# [Task goal]
Reproduce the listing below without changes, except that pictures are left out.

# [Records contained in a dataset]
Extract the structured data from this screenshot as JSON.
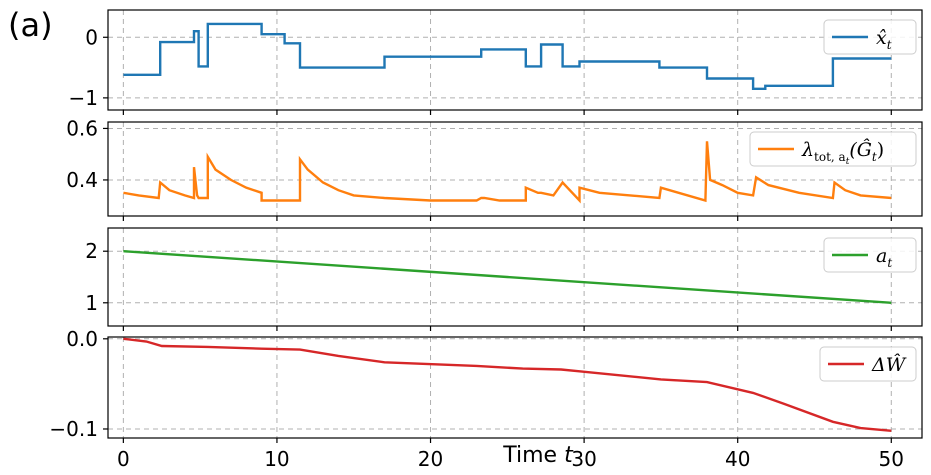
{
  "figure": {
    "panel_label": "(a)"
  },
  "chart_data": [
    {
      "type": "line",
      "step": true,
      "x_domain": [
        -1,
        52
      ],
      "ylim": [
        -1.2,
        0.45
      ],
      "yticks": [
        0,
        -1
      ],
      "ytick_labels": [
        "0",
        "−1"
      ],
      "xticks": [
        0,
        10,
        20,
        30,
        40,
        50
      ],
      "show_xtick_labels": false,
      "grid": true,
      "legend_position": "top-right",
      "series": [
        {
          "name": "x̂",
          "name_subscript": "t",
          "color": "#1f77b4",
          "x": [
            0,
            2.4,
            2.4,
            4.6,
            4.6,
            4.9,
            4.9,
            5.5,
            5.5,
            9.0,
            9.0,
            10.5,
            10.5,
            11.5,
            11.5,
            17.0,
            17.0,
            23.3,
            23.3,
            26.2,
            26.2,
            27.2,
            27.2,
            28.6,
            28.6,
            29.7,
            29.7,
            34.9,
            34.9,
            38.0,
            38.0,
            41.0,
            41.0,
            41.8,
            41.8,
            46.2,
            46.2,
            50
          ],
          "y": [
            -0.62,
            -0.62,
            -0.08,
            -0.08,
            0.1,
            0.1,
            -0.48,
            -0.48,
            0.22,
            0.22,
            0.05,
            0.05,
            -0.1,
            -0.1,
            -0.5,
            -0.5,
            -0.32,
            -0.32,
            -0.2,
            -0.2,
            -0.48,
            -0.48,
            -0.12,
            -0.12,
            -0.48,
            -0.48,
            -0.4,
            -0.4,
            -0.5,
            -0.5,
            -0.68,
            -0.68,
            -0.85,
            -0.85,
            -0.8,
            -0.8,
            -0.35,
            -0.35
          ]
        }
      ]
    },
    {
      "type": "line",
      "x_domain": [
        -1,
        52
      ],
      "ylim": [
        0.26,
        0.625
      ],
      "yticks": [
        0.6,
        0.4
      ],
      "ytick_labels": [
        "0.6",
        "0.4"
      ],
      "xticks": [
        0,
        10,
        20,
        30,
        40,
        50
      ],
      "show_xtick_labels": false,
      "grid": true,
      "legend_position": "top-right",
      "series": [
        {
          "name": "λ",
          "name_subscript": "tot, a",
          "name_sub_subscript": "t",
          "name_suffix": "(Ĝ",
          "name_suffix_subscript": "t",
          "name_tail": ")",
          "color": "#ff7f0e",
          "x": [
            0,
            1,
            2.3,
            2.4,
            3,
            4,
            4.6,
            4.6,
            4.8,
            4.9,
            5.5,
            5.5,
            6,
            7,
            8,
            9,
            9.0,
            10.5,
            11.5,
            11.5,
            12,
            13,
            14,
            15,
            17,
            20,
            23,
            23.3,
            23.5,
            24.5,
            26.2,
            26.2,
            27.0,
            27.2,
            28.0,
            28.6,
            29.7,
            29.7,
            31,
            33,
            34.9,
            35,
            37.9,
            38.0,
            38.2,
            39,
            40,
            41.0,
            41.2,
            42,
            44,
            46.2,
            46.3,
            47,
            48,
            50
          ],
          "y": [
            0.35,
            0.34,
            0.33,
            0.39,
            0.36,
            0.34,
            0.33,
            0.45,
            0.34,
            0.33,
            0.33,
            0.49,
            0.44,
            0.4,
            0.37,
            0.35,
            0.32,
            0.32,
            0.32,
            0.48,
            0.44,
            0.39,
            0.36,
            0.34,
            0.33,
            0.32,
            0.32,
            0.33,
            0.33,
            0.32,
            0.32,
            0.37,
            0.35,
            0.35,
            0.34,
            0.39,
            0.32,
            0.37,
            0.35,
            0.34,
            0.33,
            0.37,
            0.32,
            0.55,
            0.4,
            0.38,
            0.35,
            0.34,
            0.41,
            0.38,
            0.35,
            0.33,
            0.39,
            0.36,
            0.34,
            0.33
          ]
        }
      ]
    },
    {
      "type": "line",
      "x_domain": [
        -1,
        52
      ],
      "ylim": [
        0.55,
        2.45
      ],
      "yticks": [
        2,
        1
      ],
      "ytick_labels": [
        "2",
        "1"
      ],
      "xticks": [
        0,
        10,
        20,
        30,
        40,
        50
      ],
      "show_xtick_labels": false,
      "grid": true,
      "legend_position": "top-right",
      "series": [
        {
          "name": "a",
          "name_subscript": "t",
          "color": "#2ca02c",
          "x": [
            0,
            50
          ],
          "y": [
            2,
            1
          ]
        }
      ]
    },
    {
      "type": "line",
      "x_domain": [
        -1,
        52
      ],
      "ylim": [
        -0.11,
        0.002
      ],
      "yticks": [
        0.0,
        -0.1
      ],
      "ytick_labels": [
        "0.0",
        "−0.1"
      ],
      "xticks": [
        0,
        10,
        20,
        30,
        40,
        50
      ],
      "xtick_labels": [
        "0",
        "10",
        "20",
        "30",
        "40",
        "50"
      ],
      "show_xtick_labels": true,
      "xlabel": "Time",
      "xlabel_variable": "t",
      "grid": true,
      "legend_position": "top-right",
      "series": [
        {
          "name": "ΔŴ",
          "color": "#d62728",
          "x": [
            0,
            1.5,
            2.5,
            5.5,
            9,
            11.5,
            14,
            17,
            23,
            26,
            28.5,
            29.7,
            35,
            38,
            41,
            43,
            46.2,
            48,
            50
          ],
          "y": [
            0,
            -0.003,
            -0.008,
            -0.009,
            -0.011,
            -0.012,
            -0.019,
            -0.026,
            -0.03,
            -0.033,
            -0.034,
            -0.036,
            -0.045,
            -0.048,
            -0.06,
            -0.072,
            -0.092,
            -0.099,
            -0.102
          ]
        }
      ]
    }
  ]
}
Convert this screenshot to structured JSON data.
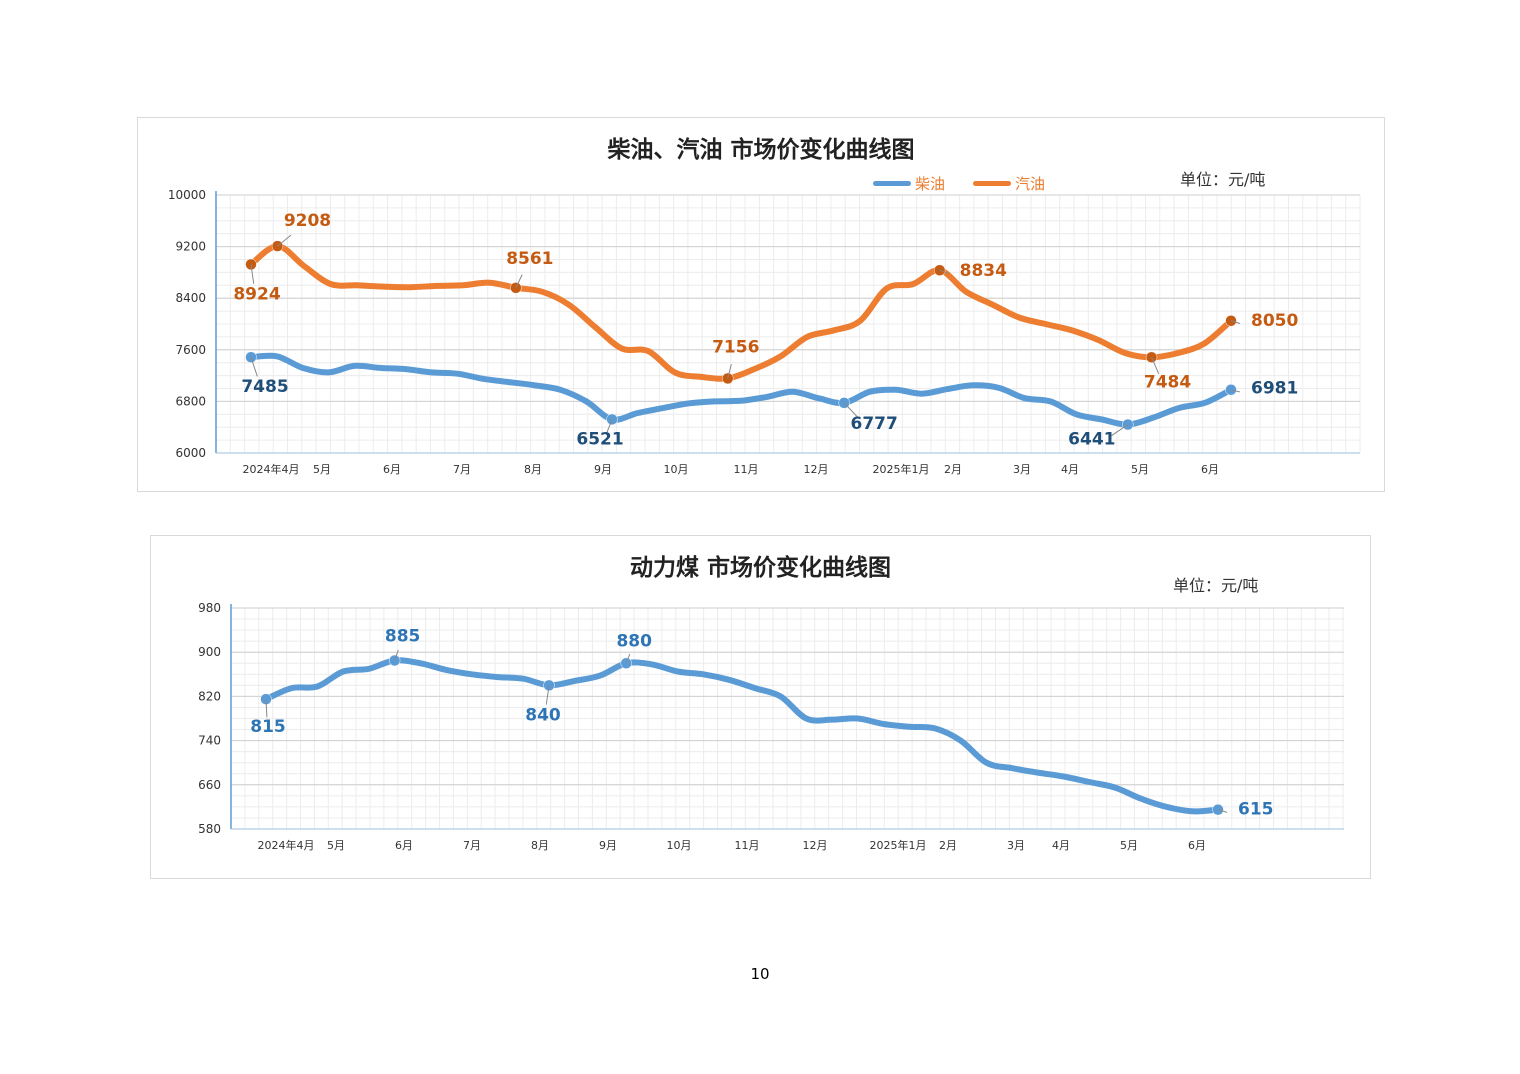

# [The completed task]
Extract the structured data from this screenshot as JSON.
{
  "figure": {
    "panel_label": "(a)"
  },
  "chart_data": [
    {
      "type": "line",
      "step": true,
      "x_domain": [
        -1,
        52
      ],
      "ylim": [
        -1.2,
        0.45
      ],
      "yticks": [
        0,
        -1
      ],
      "ytick_labels": [
        "0",
        "−1"
      ],
      "xticks": [
        0,
        10,
        20,
        30,
        40,
        50
      ],
      "show_xtick_labels": false,
      "grid": true,
      "legend_position": "top-right",
      "series": [
        {
          "name": "x̂",
          "name_subscript": "t",
          "color": "#1f77b4",
          "x": [
            0,
            2.4,
            2.4,
            4.6,
            4.6,
            4.9,
            4.9,
            5.5,
            5.5,
            9.0,
            9.0,
            10.5,
            10.5,
            11.5,
            11.5,
            17.0,
            17.0,
            23.3,
            23.3,
            26.2,
            26.2,
            27.2,
            27.2,
            28.6,
            28.6,
            29.7,
            29.7,
            34.9,
            34.9,
            38.0,
            38.0,
            41.0,
            41.0,
            41.8,
            41.8,
            46.2,
            46.2,
            50
          ],
          "y": [
            -0.62,
            -0.62,
            -0.08,
            -0.08,
            0.1,
            0.1,
            -0.48,
            -0.48,
            0.22,
            0.22,
            0.05,
            0.05,
            -0.1,
            -0.1,
            -0.5,
            -0.5,
            -0.32,
            -0.32,
            -0.2,
            -0.2,
            -0.48,
            -0.48,
            -0.12,
            -0.12,
            -0.48,
            -0.48,
            -0.4,
            -0.4,
            -0.5,
            -0.5,
            -0.68,
            -0.68,
            -0.85,
            -0.85,
            -0.8,
            -0.8,
            -0.35,
            -0.35
          ]
        }
      ]
    },
    {
      "type": "line",
      "x_domain": [
        -1,
        52
      ],
      "ylim": [
        0.26,
        0.625
      ],
      "yticks": [
        0.6,
        0.4
      ],
      "ytick_labels": [
        "0.6",
        "0.4"
      ],
      "xticks": [
        0,
        10,
        20,
        30,
        40,
        50
      ],
      "show_xtick_labels": false,
      "grid": true,
      "legend_position": "top-right",
      "series": [
        {
          "name": "λ",
          "name_subscript": "tot, a",
          "name_sub_subscript": "t",
          "name_suffix": "(Ĝ",
          "name_suffix_subscript": "t",
          "name_tail": ")",
          "color": "#ff7f0e",
          "x": [
            0,
            1,
            2.3,
            2.4,
            3,
            4,
            4.6,
            4.6,
            4.8,
            4.9,
            5.5,
            5.5,
            6,
            7,
            8,
            9,
            9.0,
            10.5,
            11.5,
            11.5,
            12,
            13,
            14,
            15,
            17,
            20,
            23,
            23.3,
            23.5,
            24.5,
            26.2,
            26.2,
            27.0,
            27.2,
            28.0,
            28.6,
            29.7,
            29.7,
            31,
            33,
            34.9,
            35,
            37.9,
            38.0,
            38.2,
            39,
            40,
            41.0,
            41.2,
            42,
            44,
            46.2,
            46.3,
            47,
            48,
            50
          ],
          "y": [
            0.35,
            0.34,
            0.33,
            0.39,
            0.36,
            0.34,
            0.33,
            0.45,
            0.34,
            0.33,
            0.33,
            0.49,
            0.44,
            0.4,
            0.37,
            0.35,
            0.32,
            0.32,
            0.32,
            0.48,
            0.44,
            0.39,
            0.36,
            0.34,
            0.33,
            0.32,
            0.32,
            0.33,
            0.33,
            0.32,
            0.32,
            0.37,
            0.35,
            0.35,
            0.34,
            0.39,
            0.32,
            0.37,
            0.35,
            0.34,
            0.33,
            0.37,
            0.32,
            0.55,
            0.4,
            0.38,
            0.35,
            0.34,
            0.41,
            0.38,
            0.35,
            0.33,
            0.39,
            0.36,
            0.34,
            0.33
          ]
        }
      ]
    },
    {
      "type": "line",
      "x_domain": [
        -1,
        52
      ],
      "ylim": [
        0.55,
        2.45
      ],
      "yticks": [
        2,
        1
      ],
      "ytick_labels": [
        "2",
        "1"
      ],
      "xticks": [
        0,
        10,
        20,
        30,
        40,
        50
      ],
      "show_xtick_labels": false,
      "grid": true,
      "legend_position": "top-right",
      "series": [
        {
          "name": "a",
          "name_subscript": "t",
          "color": "#2ca02c",
          "x": [
            0,
            50
          ],
          "y": [
            2,
            1
          ]
        }
      ]
    },
    {
      "type": "line",
      "x_domain": [
        -1,
        52
      ],
      "ylim": [
        -0.11,
        0.002
      ],
      "yticks": [
        0.0,
        -0.1
      ],
      "ytick_labels": [
        "0.0",
        "−0.1"
      ],
      "xticks": [
        0,
        10,
        20,
        30,
        40,
        50
      ],
      "xtick_labels": [
        "0",
        "10",
        "20",
        "30",
        "40",
        "50"
      ],
      "show_xtick_labels": true,
      "xlabel": "Time",
      "xlabel_variable": "t",
      "grid": true,
      "legend_position": "top-right",
      "series": [
        {
          "name": "ΔŴ",
          "color": "#d62728",
          "x": [
            0,
            1.5,
            2.5,
            5.5,
            9,
            11.5,
            14,
            17,
            23,
            26,
            28.5,
            29.7,
            35,
            38,
            41,
            43,
            46.2,
            48,
            50
          ],
          "y": [
            0,
            -0.003,
            -0.008,
            -0.009,
            -0.011,
            -0.012,
            -0.019,
            -0.026,
            -0.03,
            -0.033,
            -0.034,
            -0.036,
            -0.045,
            -0.048,
            -0.06,
            -0.072,
            -0.092,
            -0.099,
            -0.102
          ]
        }
      ]
    }
  ]
}
Convert this screenshot to structured JSON data.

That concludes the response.